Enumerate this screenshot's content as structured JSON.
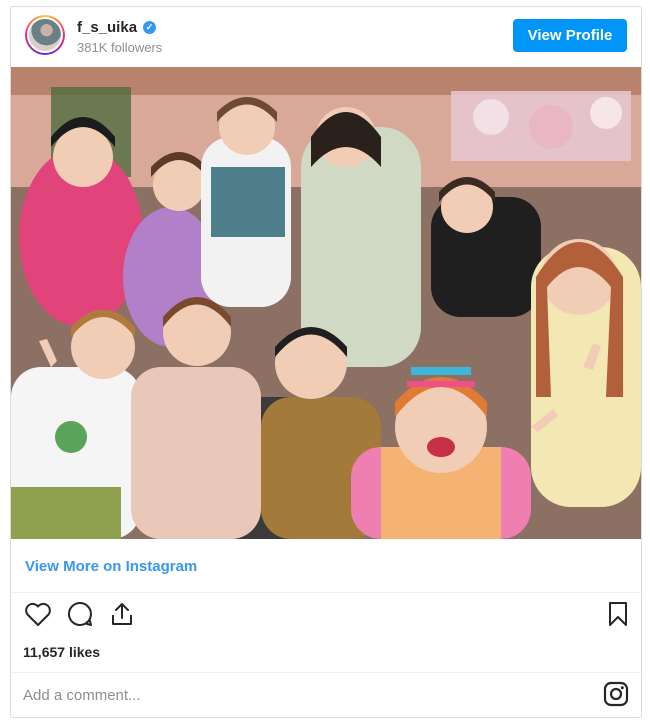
{
  "post": {
    "username": "f_s_uika",
    "verified_glyph": "✓",
    "followers": "381K followers",
    "view_profile_label": "View Profile",
    "photo_icon": "group-photo-image",
    "view_more_label": "View More on Instagram",
    "likes": "11,657 likes",
    "comment_placeholder": "Add a comment..."
  },
  "icons": {
    "like": "heart-icon",
    "comment": "comment-bubble-icon",
    "share": "share-icon",
    "save": "bookmark-icon",
    "brand": "instagram-logo-icon"
  },
  "colors": {
    "accent": "#0095f6",
    "link": "#3897f0",
    "muted": "#8e8e8e",
    "border": "#dbdbdb"
  }
}
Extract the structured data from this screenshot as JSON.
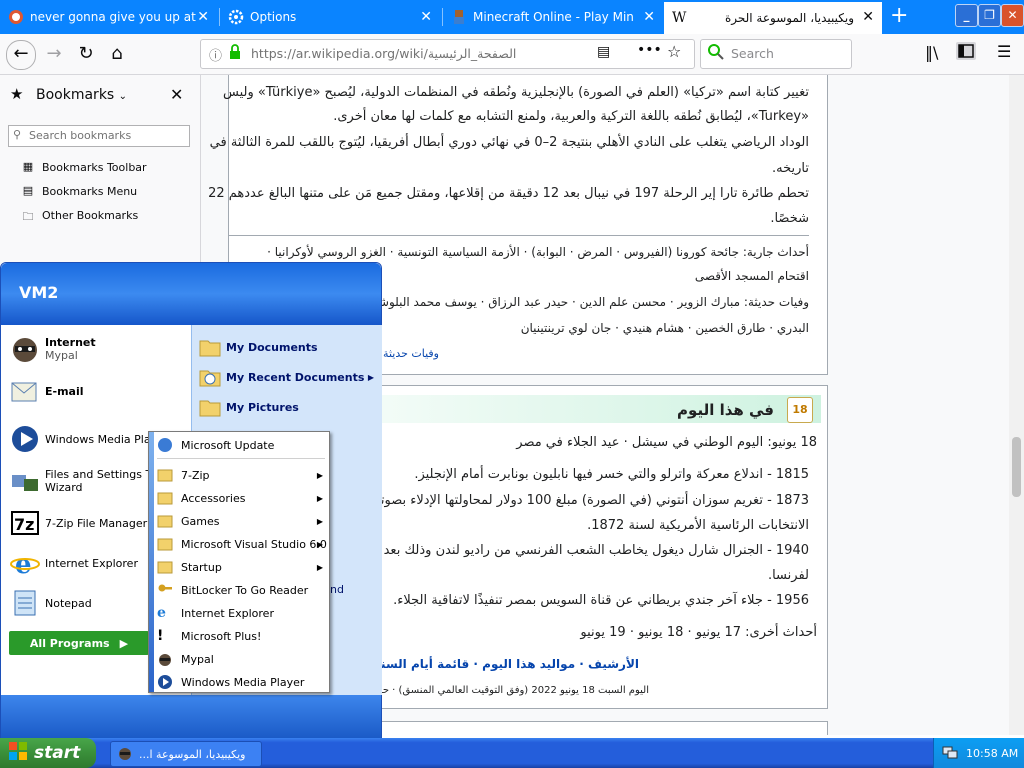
{
  "browser": {
    "tabs": [
      {
        "label": "never gonna give you up at Duck"
      },
      {
        "label": "Options"
      },
      {
        "label": "Minecraft Online - Play Minecraft"
      },
      {
        "label": "ويكيبيديا، الموسوعة الحرة"
      }
    ],
    "new_tab": "+",
    "url_prefix": "https://ar.wikipedia.org/wiki/",
    "url_path": "الصفحة_الرئيسية",
    "search_placeholder": "Search",
    "window_buttons": {
      "minimize": "_",
      "maximize": "❐",
      "close": "✕"
    }
  },
  "sidebar": {
    "title": "Bookmarks",
    "search_placeholder": "Search bookmarks",
    "items": [
      {
        "label": "Bookmarks Toolbar"
      },
      {
        "label": "Bookmarks Menu"
      },
      {
        "label": "Other Bookmarks"
      }
    ]
  },
  "wiki": {
    "news": [
      {
        "text": "تغيير كتابة اسم «تركيا» (العلم في الصورة) بالإنجليزية ونُطقه في المنظمات الدولية، ليُصبح «Türkiye» وليس"
      },
      {
        "text": "«Turkey»، ليُطابق نُطقه باللغة التركية والعربية، ولمنع التشابه مع كلمات لها معان أخرى."
      },
      {
        "text": "الوداد الرياضي يتغلب على النادي الأهلي بنتيجة 2–0 في نهائي دوري أبطال أفريقيا، ليُتوج باللقب للمرة الثالثة في"
      },
      {
        "text": "تاريخه."
      },
      {
        "text": "تحطم طائرة تارا إير الرحلة 197 في نيبال بعد 12 دقيقة من إقلاعها، ومقتل جميع مَن على متنها البالغ عددهم 22"
      },
      {
        "text": "شخصًا."
      }
    ],
    "current_events": "أحداث جارية: جائحة كورونا (الفيروس · المرض · البوابة) · الأزمة السياسية التونسية · الغزو الروسي لأوكرانيا ·",
    "current_events_2": "اقتحام المسجد الأقصى",
    "recent_deaths": "وفيات حديثة: مبارك الزوير · محسن علم الدين · حيدر عبد الرزاق · يوسف محمد البلوشي ·",
    "recent_deaths_2": "البدري · طارق الخصين · هشام هنيدي · جان لوي ترينتينيان",
    "recent_deaths_link": "وفيات حديثة",
    "otd_title": "في هذا اليوم",
    "otd_date_line": "18 يونيو: اليوم الوطني في سيشل · عيد الجلاء في مصر",
    "otd_items": [
      {
        "text": "1815 - اندلاع معركة واترلو والتي خسر فيها نابليون بونابرت أمام الإنجليز."
      },
      {
        "text": "1873 - تغريم سوزان أنتوني (في الصورة) مبلغ 100 دولار لمحاولتها الإدلاء بصوتها"
      },
      {
        "text": "الانتخابات الرئاسية الأمريكية لسنة 1872."
      },
      {
        "text": "1940 - الجنرال شارل ديغول يخاطب الشعب الفرنسي من راديو لندن وذلك بعد الاحتلال"
      },
      {
        "text": "لفرنسا."
      },
      {
        "text": "1956 - جلاء آخر جندي بريطاني عن قناة السويس بمصر تنفيذًا لاتفاقية الجلاء."
      }
    ],
    "other_days": "أحداث أخرى: 17 يونيو · 18 يونيو · 19 يونيو",
    "archive_links": "الأرشيف · مواليد هذا اليوم · قائمة أيام السنة",
    "footer_line": "اليوم السبت 18 يونيو 2022 (وفق التوقيت العالمي المنسق) · حدِّث الصفحة",
    "otd_icon_number": "18"
  },
  "startmenu": {
    "username": "VM2",
    "left_items": [
      {
        "label": "Internet",
        "sub": "Mypal"
      },
      {
        "label": "E-mail",
        "sub": ""
      },
      {
        "label": "Windows Media Player",
        "sub": ""
      },
      {
        "label": "Files and Settings Transfer",
        "sub": "Wizard"
      },
      {
        "label": "7-Zip File Manager",
        "sub": ""
      },
      {
        "label": "Internet Explorer",
        "sub": ""
      },
      {
        "label": "Notepad",
        "sub": ""
      }
    ],
    "all_programs": "All Programs",
    "right_items": [
      {
        "label": "My Documents"
      },
      {
        "label": "My Recent Documents"
      },
      {
        "label": "My Pictures"
      }
    ],
    "right_partial": "nd",
    "programs": [
      {
        "label": "Microsoft Update",
        "arrow": false
      },
      {
        "label": "7-Zip",
        "arrow": true
      },
      {
        "label": "Accessories",
        "arrow": true
      },
      {
        "label": "Games",
        "arrow": true
      },
      {
        "label": "Microsoft Visual Studio 6.0",
        "arrow": true
      },
      {
        "label": "Startup",
        "arrow": true
      },
      {
        "label": "BitLocker To Go Reader",
        "arrow": false
      },
      {
        "label": "Internet Explorer",
        "arrow": false
      },
      {
        "label": "Microsoft Plus!",
        "arrow": false
      },
      {
        "label": "Mypal",
        "arrow": false
      },
      {
        "label": "Windows Media Player",
        "arrow": false
      }
    ]
  },
  "taskbar": {
    "start": "start",
    "task_label": "ويكيبيديا، الموسوعة ا...",
    "clock": "10:58 AM"
  },
  "colors": {
    "accent": "#0a84ff",
    "xp_blue": "#245edb",
    "link": "#0645ad"
  }
}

------------------------------------------------------------

GIVEN INSTRUCTION >>
Show each line of the data that contains the string "اليوم".

EXERCISE SOLUTION >>
    "otd_title": "في هذا اليوم",
    "otd_date_line": "18 يونيو: اليوم الوطني في سيشل · عيد الجلاء في مصر",
    "archive_links": "الأرشيف · مواليد هذا اليوم · قائمة أيام السنة",
    "footer_line": "اليوم السبت 18 يونيو 2022 (وفق التوقيت العالمي المنسق) · حدِّث الصفحة",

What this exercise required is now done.